■ TO DO ■
Every line below that holds the string "page" should be copied out.

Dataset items
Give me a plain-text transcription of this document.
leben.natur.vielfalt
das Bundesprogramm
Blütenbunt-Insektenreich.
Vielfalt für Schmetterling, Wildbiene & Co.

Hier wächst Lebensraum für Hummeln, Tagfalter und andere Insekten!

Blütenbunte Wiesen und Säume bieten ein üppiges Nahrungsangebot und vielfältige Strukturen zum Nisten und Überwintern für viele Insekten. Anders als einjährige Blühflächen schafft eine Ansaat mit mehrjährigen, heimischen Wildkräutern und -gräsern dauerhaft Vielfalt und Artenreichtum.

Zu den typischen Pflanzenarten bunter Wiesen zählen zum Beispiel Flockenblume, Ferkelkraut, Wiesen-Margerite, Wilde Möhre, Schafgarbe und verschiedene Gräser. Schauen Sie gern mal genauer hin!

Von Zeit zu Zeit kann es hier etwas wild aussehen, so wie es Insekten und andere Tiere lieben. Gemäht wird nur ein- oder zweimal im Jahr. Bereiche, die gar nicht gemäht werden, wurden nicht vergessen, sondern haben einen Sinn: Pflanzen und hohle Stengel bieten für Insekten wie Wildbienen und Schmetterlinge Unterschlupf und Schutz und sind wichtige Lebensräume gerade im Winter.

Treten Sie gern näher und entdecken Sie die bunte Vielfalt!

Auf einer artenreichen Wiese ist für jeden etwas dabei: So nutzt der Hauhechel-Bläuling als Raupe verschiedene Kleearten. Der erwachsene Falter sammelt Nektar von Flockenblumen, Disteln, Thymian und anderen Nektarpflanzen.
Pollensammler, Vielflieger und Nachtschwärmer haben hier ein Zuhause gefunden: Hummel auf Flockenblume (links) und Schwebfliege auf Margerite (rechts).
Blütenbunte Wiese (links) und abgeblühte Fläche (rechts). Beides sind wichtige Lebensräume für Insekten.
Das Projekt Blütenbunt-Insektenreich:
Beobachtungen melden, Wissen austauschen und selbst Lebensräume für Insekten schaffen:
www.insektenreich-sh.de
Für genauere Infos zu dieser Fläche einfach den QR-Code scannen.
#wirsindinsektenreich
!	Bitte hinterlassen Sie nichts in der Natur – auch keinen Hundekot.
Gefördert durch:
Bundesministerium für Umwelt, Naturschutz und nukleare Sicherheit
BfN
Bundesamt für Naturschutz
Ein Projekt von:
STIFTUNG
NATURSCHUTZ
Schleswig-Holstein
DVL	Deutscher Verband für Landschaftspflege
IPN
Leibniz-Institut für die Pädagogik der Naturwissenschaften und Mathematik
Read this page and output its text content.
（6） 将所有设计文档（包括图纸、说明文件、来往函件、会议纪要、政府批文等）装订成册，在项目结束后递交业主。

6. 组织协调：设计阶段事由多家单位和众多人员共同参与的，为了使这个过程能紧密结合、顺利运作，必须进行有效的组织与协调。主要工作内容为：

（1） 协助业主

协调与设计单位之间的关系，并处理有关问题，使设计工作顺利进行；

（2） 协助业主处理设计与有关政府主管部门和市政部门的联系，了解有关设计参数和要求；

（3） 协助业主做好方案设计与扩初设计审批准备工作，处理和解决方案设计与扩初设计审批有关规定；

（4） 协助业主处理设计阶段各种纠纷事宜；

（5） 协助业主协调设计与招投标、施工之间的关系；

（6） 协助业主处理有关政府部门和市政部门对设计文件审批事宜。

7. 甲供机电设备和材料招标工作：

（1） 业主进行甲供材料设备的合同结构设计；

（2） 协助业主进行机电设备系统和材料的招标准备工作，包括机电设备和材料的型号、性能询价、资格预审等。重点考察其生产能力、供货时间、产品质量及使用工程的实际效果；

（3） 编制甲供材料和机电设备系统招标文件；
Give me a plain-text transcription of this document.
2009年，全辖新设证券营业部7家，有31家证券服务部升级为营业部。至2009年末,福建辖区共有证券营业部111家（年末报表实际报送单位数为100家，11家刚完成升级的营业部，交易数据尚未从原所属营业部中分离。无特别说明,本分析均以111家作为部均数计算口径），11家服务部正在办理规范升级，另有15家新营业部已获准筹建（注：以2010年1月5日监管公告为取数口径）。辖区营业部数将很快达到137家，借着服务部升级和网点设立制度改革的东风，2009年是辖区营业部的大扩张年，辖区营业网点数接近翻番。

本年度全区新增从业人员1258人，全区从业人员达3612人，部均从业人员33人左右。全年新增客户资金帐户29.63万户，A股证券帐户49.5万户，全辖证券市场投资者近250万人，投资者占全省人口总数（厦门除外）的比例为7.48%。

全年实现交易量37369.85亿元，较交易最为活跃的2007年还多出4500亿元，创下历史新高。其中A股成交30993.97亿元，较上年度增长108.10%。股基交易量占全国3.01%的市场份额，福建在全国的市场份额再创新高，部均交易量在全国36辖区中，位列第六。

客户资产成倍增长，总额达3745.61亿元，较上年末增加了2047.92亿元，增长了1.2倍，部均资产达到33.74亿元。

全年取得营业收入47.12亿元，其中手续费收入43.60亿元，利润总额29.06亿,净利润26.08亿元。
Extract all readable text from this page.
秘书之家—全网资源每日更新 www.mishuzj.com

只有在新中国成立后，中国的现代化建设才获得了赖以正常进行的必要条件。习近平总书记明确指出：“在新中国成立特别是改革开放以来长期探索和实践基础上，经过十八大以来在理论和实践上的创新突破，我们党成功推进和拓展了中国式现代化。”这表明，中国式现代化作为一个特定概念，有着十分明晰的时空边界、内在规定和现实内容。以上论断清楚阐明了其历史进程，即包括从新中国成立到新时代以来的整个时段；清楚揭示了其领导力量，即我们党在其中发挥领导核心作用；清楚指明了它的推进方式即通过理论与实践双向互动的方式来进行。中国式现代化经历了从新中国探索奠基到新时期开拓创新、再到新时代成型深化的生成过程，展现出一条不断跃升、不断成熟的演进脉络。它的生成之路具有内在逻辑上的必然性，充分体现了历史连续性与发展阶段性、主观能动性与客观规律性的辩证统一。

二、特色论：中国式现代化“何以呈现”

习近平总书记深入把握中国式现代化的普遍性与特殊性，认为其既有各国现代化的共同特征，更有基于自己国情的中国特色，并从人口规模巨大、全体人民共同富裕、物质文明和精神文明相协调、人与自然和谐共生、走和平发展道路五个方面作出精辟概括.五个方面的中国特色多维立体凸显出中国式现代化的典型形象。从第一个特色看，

■ RESPONSE ■
Read this page and output its text content.
Extract all readable text from this page.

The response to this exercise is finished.